In the data, extract each line that holds the string "Scheduled".

### Task data
== == ==

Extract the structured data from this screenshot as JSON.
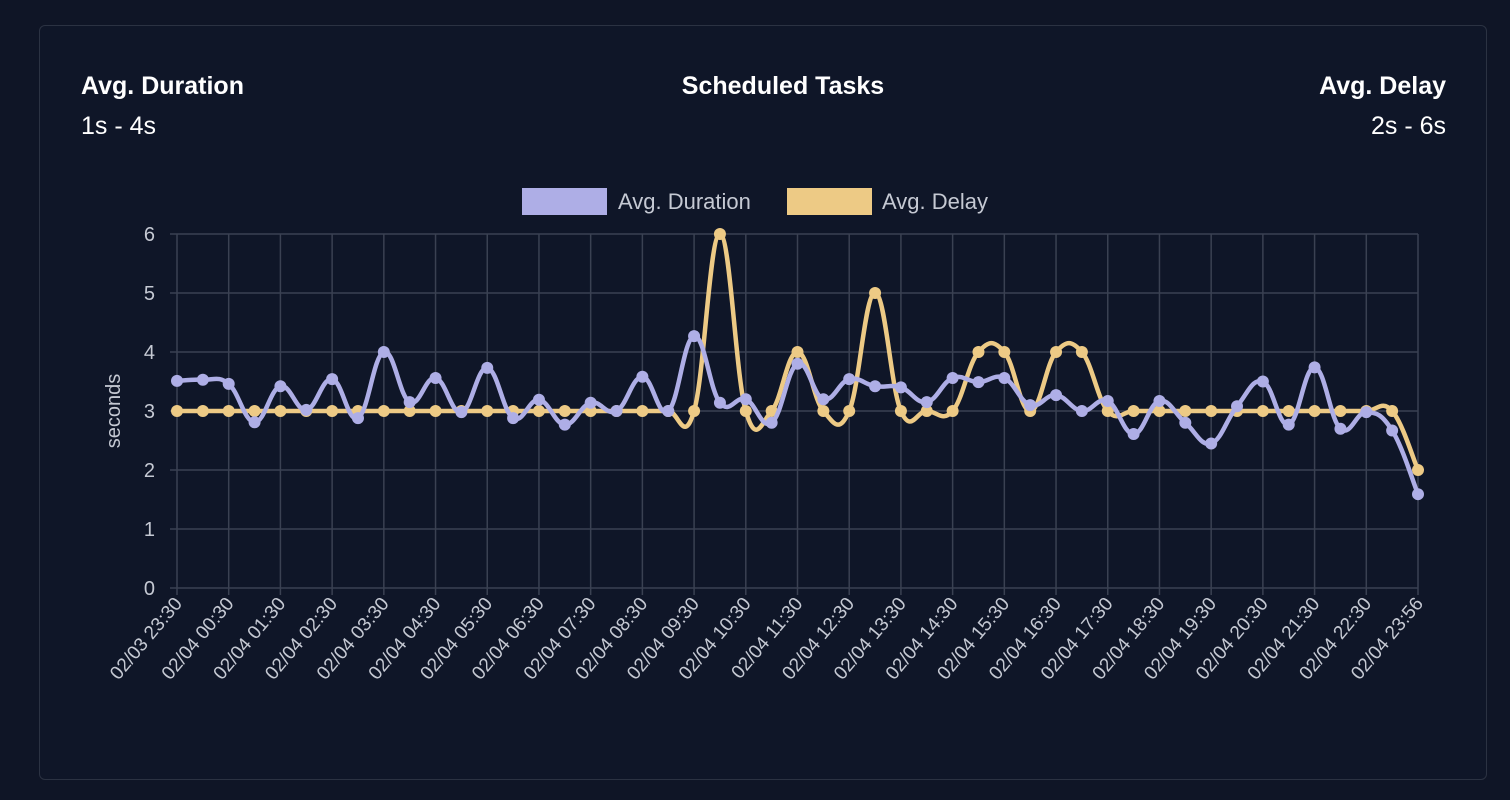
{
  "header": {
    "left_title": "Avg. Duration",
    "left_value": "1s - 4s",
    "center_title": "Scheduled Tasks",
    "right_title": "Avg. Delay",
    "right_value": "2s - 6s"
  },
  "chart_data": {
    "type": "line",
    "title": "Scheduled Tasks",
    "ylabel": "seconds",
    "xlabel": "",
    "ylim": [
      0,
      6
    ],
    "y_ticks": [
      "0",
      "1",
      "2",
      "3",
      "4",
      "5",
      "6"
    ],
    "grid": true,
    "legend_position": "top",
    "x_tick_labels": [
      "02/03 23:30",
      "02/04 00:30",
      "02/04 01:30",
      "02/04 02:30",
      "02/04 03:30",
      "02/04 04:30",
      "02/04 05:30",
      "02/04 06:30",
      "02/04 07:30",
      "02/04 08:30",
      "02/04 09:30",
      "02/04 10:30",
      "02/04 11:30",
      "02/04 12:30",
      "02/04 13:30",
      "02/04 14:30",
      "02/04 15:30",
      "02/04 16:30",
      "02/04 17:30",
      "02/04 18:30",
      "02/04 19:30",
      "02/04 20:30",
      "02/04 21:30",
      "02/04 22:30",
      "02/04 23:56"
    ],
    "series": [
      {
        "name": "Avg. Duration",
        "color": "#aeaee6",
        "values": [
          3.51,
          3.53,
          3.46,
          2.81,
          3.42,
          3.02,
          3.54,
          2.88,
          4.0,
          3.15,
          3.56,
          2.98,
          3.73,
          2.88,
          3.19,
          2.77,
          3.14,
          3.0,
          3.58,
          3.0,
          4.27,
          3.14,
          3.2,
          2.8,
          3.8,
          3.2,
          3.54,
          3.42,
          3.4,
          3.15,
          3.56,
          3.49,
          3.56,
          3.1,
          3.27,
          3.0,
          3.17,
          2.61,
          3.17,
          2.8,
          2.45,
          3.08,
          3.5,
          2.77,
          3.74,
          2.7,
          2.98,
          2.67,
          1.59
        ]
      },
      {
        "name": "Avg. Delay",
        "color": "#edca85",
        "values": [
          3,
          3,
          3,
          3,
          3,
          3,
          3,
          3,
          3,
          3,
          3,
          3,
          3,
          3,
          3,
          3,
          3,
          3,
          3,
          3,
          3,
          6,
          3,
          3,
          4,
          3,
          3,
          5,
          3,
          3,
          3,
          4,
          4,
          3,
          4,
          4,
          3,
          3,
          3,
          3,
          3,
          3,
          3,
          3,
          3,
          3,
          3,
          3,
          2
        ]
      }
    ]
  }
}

== == ==

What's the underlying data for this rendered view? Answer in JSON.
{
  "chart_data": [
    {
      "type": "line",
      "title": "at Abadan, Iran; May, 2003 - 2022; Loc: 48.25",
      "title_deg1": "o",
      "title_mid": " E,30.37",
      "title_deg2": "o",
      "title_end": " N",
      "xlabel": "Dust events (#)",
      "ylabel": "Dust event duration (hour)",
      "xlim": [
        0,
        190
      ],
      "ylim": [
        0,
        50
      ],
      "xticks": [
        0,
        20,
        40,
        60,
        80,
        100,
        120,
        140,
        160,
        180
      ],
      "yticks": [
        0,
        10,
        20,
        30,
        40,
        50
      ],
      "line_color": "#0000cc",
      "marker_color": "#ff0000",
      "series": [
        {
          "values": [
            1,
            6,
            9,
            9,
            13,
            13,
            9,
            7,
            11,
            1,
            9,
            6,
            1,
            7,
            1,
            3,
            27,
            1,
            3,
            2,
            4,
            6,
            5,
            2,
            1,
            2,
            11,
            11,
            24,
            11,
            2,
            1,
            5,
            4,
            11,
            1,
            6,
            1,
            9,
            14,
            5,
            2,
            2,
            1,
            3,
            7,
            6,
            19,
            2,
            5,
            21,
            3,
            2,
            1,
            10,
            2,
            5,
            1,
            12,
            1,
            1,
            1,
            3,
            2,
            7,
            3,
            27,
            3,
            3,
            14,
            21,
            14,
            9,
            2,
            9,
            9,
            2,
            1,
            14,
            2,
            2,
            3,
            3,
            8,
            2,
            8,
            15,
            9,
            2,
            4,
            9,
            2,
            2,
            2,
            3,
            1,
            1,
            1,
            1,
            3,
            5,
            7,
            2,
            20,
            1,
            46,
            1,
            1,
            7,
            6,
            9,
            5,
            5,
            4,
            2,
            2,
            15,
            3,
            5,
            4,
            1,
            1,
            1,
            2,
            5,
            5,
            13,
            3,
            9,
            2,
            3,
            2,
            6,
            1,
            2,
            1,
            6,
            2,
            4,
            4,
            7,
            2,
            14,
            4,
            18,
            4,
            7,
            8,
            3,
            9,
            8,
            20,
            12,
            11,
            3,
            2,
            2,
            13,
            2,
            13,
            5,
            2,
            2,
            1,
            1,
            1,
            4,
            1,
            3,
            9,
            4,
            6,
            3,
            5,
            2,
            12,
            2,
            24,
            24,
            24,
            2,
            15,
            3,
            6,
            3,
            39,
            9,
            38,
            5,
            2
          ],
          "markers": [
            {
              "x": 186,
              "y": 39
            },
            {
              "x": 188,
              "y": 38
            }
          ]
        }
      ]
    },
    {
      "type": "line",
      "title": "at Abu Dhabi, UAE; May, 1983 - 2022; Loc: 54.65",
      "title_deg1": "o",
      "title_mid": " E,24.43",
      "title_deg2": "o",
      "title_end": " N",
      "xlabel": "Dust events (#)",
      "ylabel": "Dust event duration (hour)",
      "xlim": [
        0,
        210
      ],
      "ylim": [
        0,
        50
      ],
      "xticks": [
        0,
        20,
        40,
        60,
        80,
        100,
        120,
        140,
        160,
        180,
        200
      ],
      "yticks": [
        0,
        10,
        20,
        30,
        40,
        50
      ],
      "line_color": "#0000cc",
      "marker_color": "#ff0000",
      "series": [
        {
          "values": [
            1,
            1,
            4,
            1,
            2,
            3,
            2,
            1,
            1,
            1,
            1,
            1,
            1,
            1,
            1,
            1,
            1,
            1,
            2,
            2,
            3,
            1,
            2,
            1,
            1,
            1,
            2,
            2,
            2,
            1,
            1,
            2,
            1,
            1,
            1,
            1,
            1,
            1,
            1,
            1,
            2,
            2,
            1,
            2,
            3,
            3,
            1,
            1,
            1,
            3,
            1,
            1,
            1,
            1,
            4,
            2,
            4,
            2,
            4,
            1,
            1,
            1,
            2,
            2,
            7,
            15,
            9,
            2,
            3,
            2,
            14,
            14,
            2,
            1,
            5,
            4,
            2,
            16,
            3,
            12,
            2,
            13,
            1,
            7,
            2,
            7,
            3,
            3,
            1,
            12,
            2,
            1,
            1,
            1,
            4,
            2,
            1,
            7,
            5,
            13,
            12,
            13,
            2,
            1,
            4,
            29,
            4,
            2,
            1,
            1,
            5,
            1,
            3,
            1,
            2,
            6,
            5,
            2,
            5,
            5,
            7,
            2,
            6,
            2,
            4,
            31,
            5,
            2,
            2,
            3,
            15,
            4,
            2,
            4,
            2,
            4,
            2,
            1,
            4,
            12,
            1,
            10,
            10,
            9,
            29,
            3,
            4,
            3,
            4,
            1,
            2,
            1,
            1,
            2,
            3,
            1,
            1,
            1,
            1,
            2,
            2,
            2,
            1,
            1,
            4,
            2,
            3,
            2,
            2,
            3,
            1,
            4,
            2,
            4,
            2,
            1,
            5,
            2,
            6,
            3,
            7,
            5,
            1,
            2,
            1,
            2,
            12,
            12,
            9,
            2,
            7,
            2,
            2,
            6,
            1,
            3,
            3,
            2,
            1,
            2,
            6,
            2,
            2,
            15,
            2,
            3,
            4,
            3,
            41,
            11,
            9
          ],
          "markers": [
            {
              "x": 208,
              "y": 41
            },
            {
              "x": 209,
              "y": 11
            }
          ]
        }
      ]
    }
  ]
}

== == ==

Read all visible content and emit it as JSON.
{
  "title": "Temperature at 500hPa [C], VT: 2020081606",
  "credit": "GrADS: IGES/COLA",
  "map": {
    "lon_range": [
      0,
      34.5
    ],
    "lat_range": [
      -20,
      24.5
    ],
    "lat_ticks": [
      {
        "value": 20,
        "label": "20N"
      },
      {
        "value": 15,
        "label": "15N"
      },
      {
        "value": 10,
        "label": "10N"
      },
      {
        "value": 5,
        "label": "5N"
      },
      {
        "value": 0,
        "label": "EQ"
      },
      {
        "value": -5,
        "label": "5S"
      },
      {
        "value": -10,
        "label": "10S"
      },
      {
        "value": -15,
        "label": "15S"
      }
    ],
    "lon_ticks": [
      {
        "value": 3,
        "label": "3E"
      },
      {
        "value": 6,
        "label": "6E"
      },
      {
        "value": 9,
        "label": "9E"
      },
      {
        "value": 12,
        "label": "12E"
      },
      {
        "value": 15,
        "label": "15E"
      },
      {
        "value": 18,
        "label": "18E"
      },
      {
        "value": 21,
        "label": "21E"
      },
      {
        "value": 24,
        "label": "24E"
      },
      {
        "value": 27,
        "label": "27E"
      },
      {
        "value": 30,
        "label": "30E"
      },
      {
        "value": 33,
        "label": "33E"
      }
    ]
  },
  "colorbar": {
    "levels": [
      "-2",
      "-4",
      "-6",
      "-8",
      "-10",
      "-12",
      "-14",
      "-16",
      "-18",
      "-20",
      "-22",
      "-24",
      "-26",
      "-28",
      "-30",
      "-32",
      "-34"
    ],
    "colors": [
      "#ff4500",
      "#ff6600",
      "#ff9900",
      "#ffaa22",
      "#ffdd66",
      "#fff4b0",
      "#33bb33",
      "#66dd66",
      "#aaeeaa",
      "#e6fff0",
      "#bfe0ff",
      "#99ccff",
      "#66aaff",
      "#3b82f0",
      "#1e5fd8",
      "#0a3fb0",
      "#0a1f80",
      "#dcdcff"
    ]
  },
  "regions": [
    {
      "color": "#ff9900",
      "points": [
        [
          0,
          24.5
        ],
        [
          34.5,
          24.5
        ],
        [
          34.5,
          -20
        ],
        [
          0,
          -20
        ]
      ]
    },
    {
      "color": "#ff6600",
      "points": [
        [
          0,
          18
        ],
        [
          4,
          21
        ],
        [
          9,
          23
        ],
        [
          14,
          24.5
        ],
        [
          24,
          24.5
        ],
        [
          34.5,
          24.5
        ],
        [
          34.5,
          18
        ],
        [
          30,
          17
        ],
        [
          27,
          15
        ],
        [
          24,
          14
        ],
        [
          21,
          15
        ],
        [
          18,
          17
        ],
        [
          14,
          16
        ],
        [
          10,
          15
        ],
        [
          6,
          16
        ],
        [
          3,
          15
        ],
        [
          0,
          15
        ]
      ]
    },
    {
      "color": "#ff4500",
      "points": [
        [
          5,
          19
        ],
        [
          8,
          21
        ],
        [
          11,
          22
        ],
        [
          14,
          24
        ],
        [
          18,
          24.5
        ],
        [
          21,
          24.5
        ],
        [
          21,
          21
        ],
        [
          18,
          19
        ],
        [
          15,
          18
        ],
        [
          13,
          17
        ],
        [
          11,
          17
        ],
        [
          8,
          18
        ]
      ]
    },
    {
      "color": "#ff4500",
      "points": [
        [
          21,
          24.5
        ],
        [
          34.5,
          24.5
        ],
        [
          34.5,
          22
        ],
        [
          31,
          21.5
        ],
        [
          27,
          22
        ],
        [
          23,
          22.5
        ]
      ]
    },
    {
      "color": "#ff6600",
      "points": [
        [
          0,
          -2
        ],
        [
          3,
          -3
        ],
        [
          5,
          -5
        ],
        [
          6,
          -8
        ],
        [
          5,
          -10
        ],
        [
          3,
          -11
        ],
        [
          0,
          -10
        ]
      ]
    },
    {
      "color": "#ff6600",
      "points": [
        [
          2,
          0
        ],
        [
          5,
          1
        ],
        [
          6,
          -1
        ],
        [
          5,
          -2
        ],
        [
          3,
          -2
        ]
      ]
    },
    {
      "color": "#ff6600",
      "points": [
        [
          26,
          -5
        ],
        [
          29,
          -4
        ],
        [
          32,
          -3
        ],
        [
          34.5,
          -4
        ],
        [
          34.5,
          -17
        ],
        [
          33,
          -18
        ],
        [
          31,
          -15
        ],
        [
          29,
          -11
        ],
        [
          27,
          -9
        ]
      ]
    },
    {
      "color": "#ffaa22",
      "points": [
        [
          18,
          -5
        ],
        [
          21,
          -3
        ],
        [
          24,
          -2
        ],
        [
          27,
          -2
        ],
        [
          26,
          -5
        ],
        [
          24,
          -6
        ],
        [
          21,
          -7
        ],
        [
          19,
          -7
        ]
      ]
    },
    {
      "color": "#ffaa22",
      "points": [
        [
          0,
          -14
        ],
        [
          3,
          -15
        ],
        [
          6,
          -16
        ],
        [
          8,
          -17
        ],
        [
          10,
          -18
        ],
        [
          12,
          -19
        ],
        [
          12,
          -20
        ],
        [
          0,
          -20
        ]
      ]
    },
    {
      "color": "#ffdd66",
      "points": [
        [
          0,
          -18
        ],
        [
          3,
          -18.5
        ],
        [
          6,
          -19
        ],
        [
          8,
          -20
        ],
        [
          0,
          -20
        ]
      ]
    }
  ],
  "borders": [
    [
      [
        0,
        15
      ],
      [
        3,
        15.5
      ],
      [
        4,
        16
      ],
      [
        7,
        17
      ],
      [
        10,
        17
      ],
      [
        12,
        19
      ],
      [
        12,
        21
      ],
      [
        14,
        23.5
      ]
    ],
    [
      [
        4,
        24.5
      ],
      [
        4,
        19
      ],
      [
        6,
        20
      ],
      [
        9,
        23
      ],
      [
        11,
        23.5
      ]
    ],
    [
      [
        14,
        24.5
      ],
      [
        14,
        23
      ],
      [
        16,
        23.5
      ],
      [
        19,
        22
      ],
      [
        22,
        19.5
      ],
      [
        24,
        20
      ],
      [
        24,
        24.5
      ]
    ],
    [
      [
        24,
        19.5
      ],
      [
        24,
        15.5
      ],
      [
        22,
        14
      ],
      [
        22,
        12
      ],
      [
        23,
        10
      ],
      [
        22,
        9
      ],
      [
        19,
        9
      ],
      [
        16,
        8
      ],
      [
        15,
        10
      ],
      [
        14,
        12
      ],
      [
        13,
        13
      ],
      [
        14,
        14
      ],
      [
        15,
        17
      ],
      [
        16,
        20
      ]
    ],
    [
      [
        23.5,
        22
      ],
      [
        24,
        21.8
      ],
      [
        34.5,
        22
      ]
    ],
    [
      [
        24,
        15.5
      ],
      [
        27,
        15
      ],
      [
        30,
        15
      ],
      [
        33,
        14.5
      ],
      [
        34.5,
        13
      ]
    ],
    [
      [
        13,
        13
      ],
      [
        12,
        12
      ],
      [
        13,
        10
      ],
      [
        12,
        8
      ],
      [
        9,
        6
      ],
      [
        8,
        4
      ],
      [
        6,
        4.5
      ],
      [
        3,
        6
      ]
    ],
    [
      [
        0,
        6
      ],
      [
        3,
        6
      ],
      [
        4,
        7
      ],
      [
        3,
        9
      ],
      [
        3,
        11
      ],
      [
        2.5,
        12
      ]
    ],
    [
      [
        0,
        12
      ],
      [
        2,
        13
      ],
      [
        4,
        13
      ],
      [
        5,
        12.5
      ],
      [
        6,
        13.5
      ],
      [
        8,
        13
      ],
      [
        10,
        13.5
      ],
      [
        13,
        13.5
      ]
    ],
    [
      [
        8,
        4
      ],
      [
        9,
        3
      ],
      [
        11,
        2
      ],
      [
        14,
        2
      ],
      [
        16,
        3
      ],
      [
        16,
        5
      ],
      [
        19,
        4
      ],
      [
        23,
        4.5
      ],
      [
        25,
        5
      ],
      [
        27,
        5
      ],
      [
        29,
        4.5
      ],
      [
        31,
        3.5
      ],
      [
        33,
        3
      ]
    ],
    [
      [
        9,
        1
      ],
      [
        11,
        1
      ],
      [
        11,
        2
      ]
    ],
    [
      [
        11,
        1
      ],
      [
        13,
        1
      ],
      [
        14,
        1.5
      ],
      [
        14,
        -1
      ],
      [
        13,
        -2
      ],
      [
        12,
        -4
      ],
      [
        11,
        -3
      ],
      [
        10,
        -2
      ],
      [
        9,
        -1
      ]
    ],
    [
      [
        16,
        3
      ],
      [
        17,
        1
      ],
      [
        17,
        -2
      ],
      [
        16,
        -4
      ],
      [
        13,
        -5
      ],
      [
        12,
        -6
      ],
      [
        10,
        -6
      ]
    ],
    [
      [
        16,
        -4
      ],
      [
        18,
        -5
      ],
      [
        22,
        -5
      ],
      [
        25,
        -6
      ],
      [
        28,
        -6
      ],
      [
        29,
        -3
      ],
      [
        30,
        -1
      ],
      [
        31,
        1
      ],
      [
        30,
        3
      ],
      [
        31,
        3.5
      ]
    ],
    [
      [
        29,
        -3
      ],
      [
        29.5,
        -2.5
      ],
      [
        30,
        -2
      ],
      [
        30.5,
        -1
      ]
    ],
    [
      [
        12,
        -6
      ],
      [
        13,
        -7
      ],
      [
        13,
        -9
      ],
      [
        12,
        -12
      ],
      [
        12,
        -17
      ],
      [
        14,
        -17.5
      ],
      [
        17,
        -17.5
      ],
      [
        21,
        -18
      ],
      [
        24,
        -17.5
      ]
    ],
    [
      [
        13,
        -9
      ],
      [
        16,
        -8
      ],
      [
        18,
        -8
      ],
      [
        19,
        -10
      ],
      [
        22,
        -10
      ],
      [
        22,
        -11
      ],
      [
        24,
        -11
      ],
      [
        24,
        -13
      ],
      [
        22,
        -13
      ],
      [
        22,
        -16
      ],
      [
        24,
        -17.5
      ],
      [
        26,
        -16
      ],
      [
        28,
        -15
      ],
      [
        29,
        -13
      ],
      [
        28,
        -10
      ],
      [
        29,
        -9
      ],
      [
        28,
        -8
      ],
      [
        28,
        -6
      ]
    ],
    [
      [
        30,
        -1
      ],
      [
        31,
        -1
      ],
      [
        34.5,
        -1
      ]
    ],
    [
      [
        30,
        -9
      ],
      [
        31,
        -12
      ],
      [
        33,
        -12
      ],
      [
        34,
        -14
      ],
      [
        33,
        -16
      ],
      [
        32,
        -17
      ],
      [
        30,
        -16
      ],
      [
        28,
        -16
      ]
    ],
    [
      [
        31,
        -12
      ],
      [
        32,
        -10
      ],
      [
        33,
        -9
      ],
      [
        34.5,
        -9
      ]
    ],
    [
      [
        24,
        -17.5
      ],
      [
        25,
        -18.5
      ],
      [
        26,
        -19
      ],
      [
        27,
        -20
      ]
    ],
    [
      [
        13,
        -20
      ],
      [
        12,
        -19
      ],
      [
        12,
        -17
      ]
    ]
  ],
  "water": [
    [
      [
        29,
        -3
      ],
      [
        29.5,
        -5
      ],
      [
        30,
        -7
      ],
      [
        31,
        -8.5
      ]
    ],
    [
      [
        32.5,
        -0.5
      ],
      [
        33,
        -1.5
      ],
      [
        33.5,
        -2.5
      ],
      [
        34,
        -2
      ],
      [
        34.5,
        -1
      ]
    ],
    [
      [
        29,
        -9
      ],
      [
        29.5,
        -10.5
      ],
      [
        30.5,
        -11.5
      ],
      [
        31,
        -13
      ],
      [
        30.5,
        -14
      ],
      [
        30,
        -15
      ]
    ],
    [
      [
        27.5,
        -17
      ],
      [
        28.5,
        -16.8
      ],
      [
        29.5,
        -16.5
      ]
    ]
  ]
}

== == ==

### Problem solution
    "center_title": "Scheduled Tasks",
    "title": "Scheduled Tasks",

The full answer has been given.